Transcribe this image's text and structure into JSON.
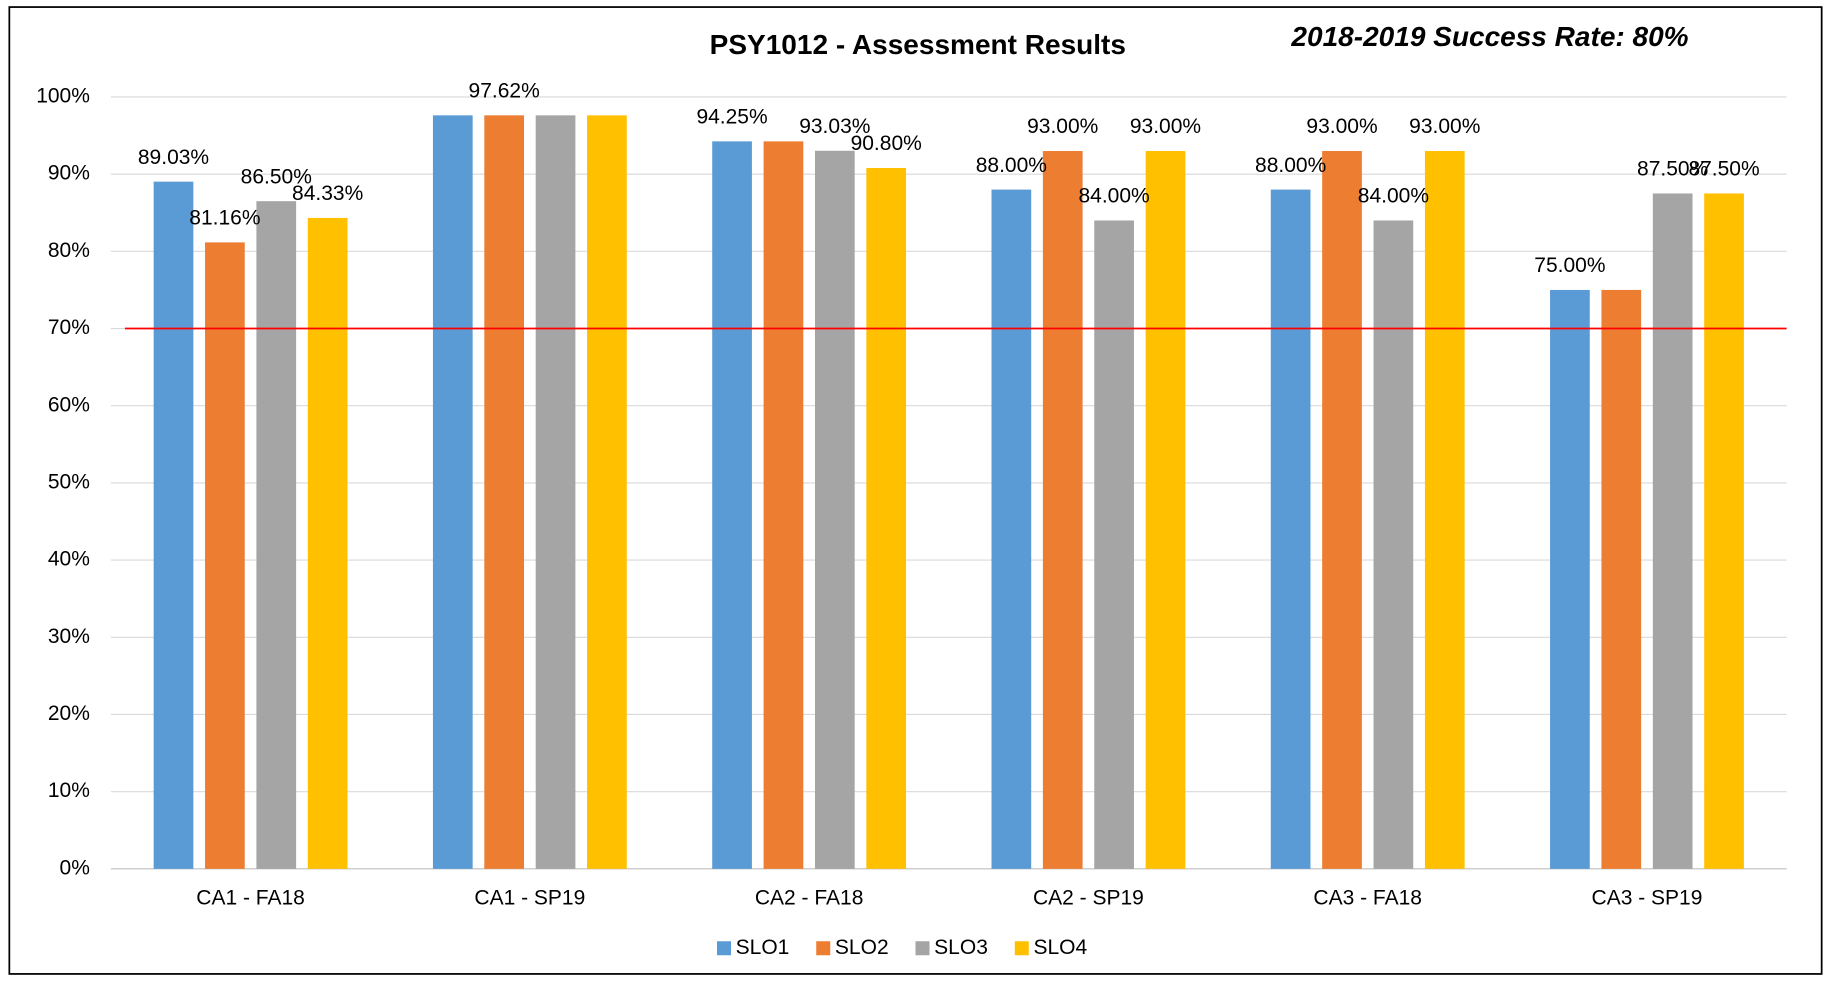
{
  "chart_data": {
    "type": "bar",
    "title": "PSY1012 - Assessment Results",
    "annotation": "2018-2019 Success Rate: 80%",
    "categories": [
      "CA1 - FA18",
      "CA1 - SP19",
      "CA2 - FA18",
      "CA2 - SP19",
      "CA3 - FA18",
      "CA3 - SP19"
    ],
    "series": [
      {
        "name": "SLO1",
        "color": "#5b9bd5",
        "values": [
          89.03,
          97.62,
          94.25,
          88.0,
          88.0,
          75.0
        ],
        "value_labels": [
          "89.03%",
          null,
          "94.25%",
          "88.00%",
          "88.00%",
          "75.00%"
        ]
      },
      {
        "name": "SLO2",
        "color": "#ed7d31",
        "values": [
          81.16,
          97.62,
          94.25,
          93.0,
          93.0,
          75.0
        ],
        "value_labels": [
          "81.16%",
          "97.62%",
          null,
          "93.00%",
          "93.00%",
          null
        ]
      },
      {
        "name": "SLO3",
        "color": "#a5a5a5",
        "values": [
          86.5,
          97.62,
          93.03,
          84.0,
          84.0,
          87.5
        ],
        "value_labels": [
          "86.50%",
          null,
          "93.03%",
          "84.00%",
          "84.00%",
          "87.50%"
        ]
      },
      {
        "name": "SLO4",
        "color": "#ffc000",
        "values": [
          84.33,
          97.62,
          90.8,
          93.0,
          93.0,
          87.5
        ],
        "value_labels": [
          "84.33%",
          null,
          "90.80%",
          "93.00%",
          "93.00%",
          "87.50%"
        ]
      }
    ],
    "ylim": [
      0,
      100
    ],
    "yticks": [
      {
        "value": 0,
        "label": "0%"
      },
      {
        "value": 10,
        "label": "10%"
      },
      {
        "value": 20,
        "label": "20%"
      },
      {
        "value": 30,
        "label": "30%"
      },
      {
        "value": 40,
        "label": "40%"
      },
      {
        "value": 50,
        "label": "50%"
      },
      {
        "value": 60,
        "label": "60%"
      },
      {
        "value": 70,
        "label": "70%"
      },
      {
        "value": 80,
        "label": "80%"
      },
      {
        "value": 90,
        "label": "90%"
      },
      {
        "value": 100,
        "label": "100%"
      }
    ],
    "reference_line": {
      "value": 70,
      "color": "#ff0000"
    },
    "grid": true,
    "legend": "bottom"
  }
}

WRITTEN PROBLEM
Where a line in the material above holds "name", copy that line.

THE RESULT
        "name": "SLO1",
        "name": "SLO2",
        "name": "SLO3",
        "name": "SLO4",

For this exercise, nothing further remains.